_GOAL_. Write each record again exactly as it stands.

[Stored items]

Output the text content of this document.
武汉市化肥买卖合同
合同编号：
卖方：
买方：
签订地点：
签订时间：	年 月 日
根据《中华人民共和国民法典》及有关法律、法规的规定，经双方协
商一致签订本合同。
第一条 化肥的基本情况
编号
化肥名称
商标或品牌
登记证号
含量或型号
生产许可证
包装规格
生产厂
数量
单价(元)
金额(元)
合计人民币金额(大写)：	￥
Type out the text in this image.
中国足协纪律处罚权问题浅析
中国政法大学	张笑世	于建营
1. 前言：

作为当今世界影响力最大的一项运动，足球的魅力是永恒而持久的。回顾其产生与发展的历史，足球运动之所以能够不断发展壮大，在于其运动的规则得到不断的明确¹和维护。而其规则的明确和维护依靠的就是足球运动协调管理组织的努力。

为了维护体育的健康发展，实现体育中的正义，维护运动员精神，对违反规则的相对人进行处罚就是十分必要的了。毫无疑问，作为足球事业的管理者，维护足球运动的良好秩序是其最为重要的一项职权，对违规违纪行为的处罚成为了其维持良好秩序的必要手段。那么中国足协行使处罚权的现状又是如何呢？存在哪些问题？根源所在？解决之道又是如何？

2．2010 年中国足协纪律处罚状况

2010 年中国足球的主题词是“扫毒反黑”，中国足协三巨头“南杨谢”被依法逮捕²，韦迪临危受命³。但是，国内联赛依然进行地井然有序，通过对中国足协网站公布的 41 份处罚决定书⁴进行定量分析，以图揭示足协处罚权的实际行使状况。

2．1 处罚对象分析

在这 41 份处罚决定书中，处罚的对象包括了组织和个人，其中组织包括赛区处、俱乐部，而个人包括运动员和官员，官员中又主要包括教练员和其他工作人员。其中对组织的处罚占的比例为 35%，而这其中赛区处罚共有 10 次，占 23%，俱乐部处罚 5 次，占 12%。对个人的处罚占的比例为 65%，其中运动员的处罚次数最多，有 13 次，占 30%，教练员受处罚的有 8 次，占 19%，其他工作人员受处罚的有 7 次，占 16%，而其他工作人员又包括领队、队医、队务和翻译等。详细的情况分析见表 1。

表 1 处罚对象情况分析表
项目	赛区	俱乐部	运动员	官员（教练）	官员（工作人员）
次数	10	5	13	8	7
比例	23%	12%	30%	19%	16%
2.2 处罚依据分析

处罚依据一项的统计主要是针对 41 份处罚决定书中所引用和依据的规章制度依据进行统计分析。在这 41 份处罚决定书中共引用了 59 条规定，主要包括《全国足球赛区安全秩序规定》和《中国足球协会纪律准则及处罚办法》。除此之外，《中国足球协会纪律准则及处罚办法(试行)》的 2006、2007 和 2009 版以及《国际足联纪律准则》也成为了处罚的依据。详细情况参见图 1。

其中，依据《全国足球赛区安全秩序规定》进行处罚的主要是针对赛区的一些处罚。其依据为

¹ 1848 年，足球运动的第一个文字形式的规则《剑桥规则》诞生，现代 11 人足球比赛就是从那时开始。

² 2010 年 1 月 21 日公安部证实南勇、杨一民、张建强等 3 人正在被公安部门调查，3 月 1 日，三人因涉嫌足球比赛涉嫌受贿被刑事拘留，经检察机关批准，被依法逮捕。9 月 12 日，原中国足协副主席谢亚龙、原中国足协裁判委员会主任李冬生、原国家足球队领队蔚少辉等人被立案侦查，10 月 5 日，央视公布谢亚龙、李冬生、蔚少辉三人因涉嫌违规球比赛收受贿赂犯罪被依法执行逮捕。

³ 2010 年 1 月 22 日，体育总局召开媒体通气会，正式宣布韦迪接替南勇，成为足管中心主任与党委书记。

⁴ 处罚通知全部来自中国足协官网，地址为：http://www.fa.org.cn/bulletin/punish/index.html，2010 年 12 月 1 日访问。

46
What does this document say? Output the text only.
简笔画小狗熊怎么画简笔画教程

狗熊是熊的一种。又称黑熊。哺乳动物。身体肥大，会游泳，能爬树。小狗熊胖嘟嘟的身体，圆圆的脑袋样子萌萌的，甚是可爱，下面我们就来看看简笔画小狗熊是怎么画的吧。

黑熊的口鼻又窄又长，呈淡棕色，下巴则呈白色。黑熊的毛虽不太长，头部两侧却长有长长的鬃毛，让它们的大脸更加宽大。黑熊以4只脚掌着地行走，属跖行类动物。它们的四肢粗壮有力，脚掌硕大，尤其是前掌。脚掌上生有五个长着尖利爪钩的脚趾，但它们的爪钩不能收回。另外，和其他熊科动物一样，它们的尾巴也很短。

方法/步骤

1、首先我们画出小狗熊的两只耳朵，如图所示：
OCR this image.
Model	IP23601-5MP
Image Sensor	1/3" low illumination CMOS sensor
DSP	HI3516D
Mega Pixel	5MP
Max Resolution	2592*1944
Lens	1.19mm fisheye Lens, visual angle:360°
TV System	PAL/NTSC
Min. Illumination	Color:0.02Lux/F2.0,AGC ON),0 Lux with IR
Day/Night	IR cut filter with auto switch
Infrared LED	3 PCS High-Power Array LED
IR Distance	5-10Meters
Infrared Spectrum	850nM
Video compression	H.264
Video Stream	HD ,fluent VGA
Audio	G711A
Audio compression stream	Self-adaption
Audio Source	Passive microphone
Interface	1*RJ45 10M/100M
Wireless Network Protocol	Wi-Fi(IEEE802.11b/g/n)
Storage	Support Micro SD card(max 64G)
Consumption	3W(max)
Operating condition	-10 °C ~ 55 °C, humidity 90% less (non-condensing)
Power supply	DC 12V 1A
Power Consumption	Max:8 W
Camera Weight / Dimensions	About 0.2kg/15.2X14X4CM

_RESULT FOR THIS EXERCISE_.
Output the text content of this document.
武汉市化肥买卖合同
合同编号：
卖方：
买方：
签订地点：
签订时间：	年 月 日
根据《中华人民共和国民法典》及有关法律、法规的规定，经双方协
商一致签订本合同。
第一条 化肥的基本情况
编号
化肥名称
商标或品牌
登记证号
含量或型号
生产许可证
包装规格
生产厂
数量
单价(元)
金额(元)
合计人民币金额(大写)：	￥
Type out the text in this image.
中国足协纪律处罚权问题浅析
中国政法大学	张笑世	于建营
1. 前言：

作为当今世界影响力最大的一项运动，足球的魅力是永恒而持久的。回顾其产生与发展的历史，足球运动之所以能够不断发展壮大，在于其运动的规则得到不断的明确¹和维护。而其规则的明确和维护依靠的就是足球运动协调管理组织的努力。

为了维护体育的健康发展，实现体育中的正义，维护运动员精神，对违反规则的相对人进行处罚就是十分必要的了。毫无疑问，作为足球事业的管理者，维护足球运动的良好秩序是其最为重要的一项职权，对违规违纪行为的处罚成为了其维持良好秩序的必要手段。那么中国足协行使处罚权的现状又是如何呢？存在哪些问题？根源所在？解决之道又是如何？

2．2010 年中国足协纪律处罚状况

2010 年中国足球的主题词是“扫毒反黑”，中国足协三巨头“南杨谢”被依法逮捕²，韦迪临危受命³。但是，国内联赛依然进行地井然有序，通过对中国足协网站公布的 41 份处罚决定书⁴进行定量分析，以图揭示足协处罚权的实际行使状况。

2．1 处罚对象分析

在这 41 份处罚决定书中，处罚的对象包括了组织和个人，其中组织包括赛区处、俱乐部，而个人包括运动员和官员，官员中又主要包括教练员和其他工作人员。其中对组织的处罚占的比例为 35%，而这其中赛区处罚共有 10 次，占 23%，俱乐部处罚 5 次，占 12%。对个人的处罚占的比例为 65%，其中运动员的处罚次数最多，有 13 次，占 30%，教练员受处罚的有 8 次，占 19%，其他工作人员受处罚的有 7 次，占 16%，而其他工作人员又包括领队、队医、队务和翻译等。详细的情况分析见表 1。

表 1 处罚对象情况分析表
项目	赛区	俱乐部	运动员	官员（教练）	官员（工作人员）
次数	10	5	13	8	7
比例	23%	12%	30%	19%	16%
2.2 处罚依据分析

处罚依据一项的统计主要是针对 41 份处罚决定书中所引用和依据的规章制度依据进行统计分析。在这 41 份处罚决定书中共引用了 59 条规定，主要包括《全国足球赛区安全秩序规定》和《中国足球协会纪律准则及处罚办法》。除此之外，《中国足球协会纪律准则及处罚办法(试行)》的 2006、2007 和 2009 版以及《国际足联纪律准则》也成为了处罚的依据。详细情况参见图 1。

其中，依据《全国足球赛区安全秩序规定》进行处罚的主要是针对赛区的一些处罚。其依据为

¹ 1848 年，足球运动的第一个文字形式的规则《剑桥规则》诞生，现代 11 人足球比赛就是从那时开始。

² 2010 年 1 月 21 日公安部证实南勇、杨一民、张建强等 3 人正在被公安部门调查，3 月 1 日，三人因涉嫌足球比赛涉嫌受贿被刑事拘留，经检察机关批准，被依法逮捕。9 月 12 日，原中国足协副主席谢亚龙、原中国足协裁判委员会主任李冬生、原国家足球队领队蔚少辉等人被立案侦查，10 月 5 日，央视公布谢亚龙、李冬生、蔚少辉三人因涉嫌违规球比赛收受贿赂犯罪被依法执行逮捕。

³ 2010 年 1 月 22 日，体育总局召开媒体通气会，正式宣布韦迪接替南勇，成为足管中心主任与党委书记。

⁴ 处罚通知全部来自中国足协官网，地址为：http://www.fa.org.cn/bulletin/punish/index.html，2010 年 12 月 1 日访问。

46
What does this document say? Output the text only.
简笔画小狗熊怎么画简笔画教程

狗熊是熊的一种。又称黑熊。哺乳动物。身体肥大，会游泳，能爬树。小狗熊胖嘟嘟的身体，圆圆的脑袋样子萌萌的，甚是可爱，下面我们就来看看简笔画小狗熊是怎么画的吧。

黑熊的口鼻又窄又长，呈淡棕色，下巴则呈白色。黑熊的毛虽不太长，头部两侧却长有长长的鬃毛，让它们的大脸更加宽大。黑熊以4只脚掌着地行走，属跖行类动物。它们的四肢粗壮有力，脚掌硕大，尤其是前掌。脚掌上生有五个长着尖利爪钩的脚趾，但它们的爪钩不能收回。另外，和其他熊科动物一样，它们的尾巴也很短。

方法/步骤

1、首先我们画出小狗熊的两只耳朵，如图所示：
OCR this image.
Model	IP23601-5MP
Image Sensor	1/3" low illumination CMOS sensor
DSP	HI3516D
Mega Pixel	5MP
Max Resolution	2592*1944
Lens	1.19mm fisheye Lens, visual angle:360°
TV System	PAL/NTSC
Min. Illumination	Color:0.02Lux/F2.0,AGC ON),0 Lux with IR
Day/Night	IR cut filter with auto switch
Infrared LED	3 PCS High-Power Array LED
IR Distance	5-10Meters
Infrared Spectrum	850nM
Video compression	H.264
Video Stream	HD ,fluent VGA
Audio	G711A
Audio compression stream	Self-adaption
Audio Source	Passive microphone
Interface	1*RJ45 10M/100M
Wireless Network Protocol	Wi-Fi(IEEE802.11b/g/n)
Storage	Support Micro SD card(max 64G)
Consumption	3W(max)
Operating condition	-10 °C ~ 55 °C, humidity 90% less (non-condensing)
Power supply	DC 12V 1A
Power Consumption	Max:8 W
Camera Weight / Dimensions	About 0.2kg/15.2X14X4CM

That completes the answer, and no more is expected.